▸ Description of the task
From the listing below, extract each line containing the string "absolut".

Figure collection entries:
- - - -

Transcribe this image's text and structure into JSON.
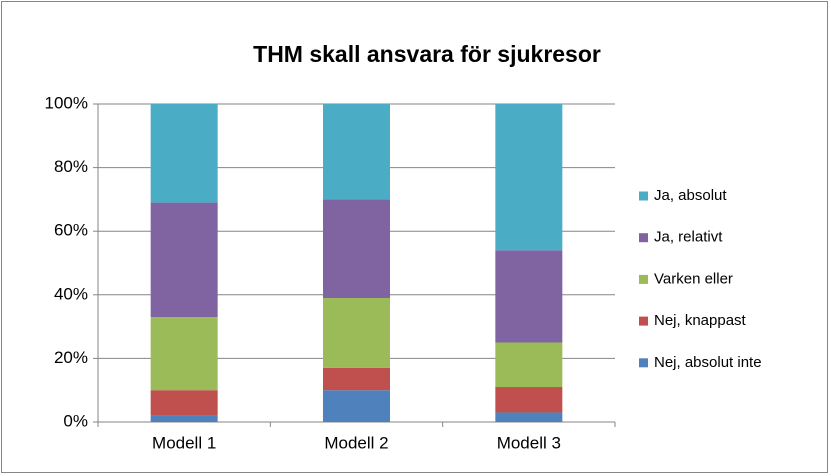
{
  "chart_data": {
    "type": "stacked_bar",
    "title": "THM skall ansvara för sjukresor",
    "categories": [
      "Modell 1",
      "Modell 2",
      "Modell 3"
    ],
    "series": [
      {
        "name": "Nej, absolut inte",
        "color": "#4f81bd",
        "values": [
          2,
          10,
          3
        ]
      },
      {
        "name": "Nej, knappast",
        "color": "#c0504d",
        "values": [
          8,
          7,
          8
        ]
      },
      {
        "name": "Varken eller",
        "color": "#9bbb59",
        "values": [
          23,
          22,
          14
        ]
      },
      {
        "name": "Ja, relativt",
        "color": "#8064a2",
        "values": [
          36,
          31,
          29
        ]
      },
      {
        "name": "Ja, absolut",
        "color": "#4bacc6",
        "values": [
          31,
          30,
          46
        ]
      }
    ],
    "ylim": [
      0,
      100
    ],
    "yticks": [
      {
        "value": 0,
        "label": "0%"
      },
      {
        "value": 20,
        "label": "20%"
      },
      {
        "value": 40,
        "label": "40%"
      },
      {
        "value": 60,
        "label": "60%"
      },
      {
        "value": 80,
        "label": "80%"
      },
      {
        "value": 100,
        "label": "100%"
      }
    ],
    "grid": true,
    "legend": "right"
  }
}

- - - -

▸ Answer to this exercise
        "name": "Nej, absolut inte",
        "name": "Ja, absolut",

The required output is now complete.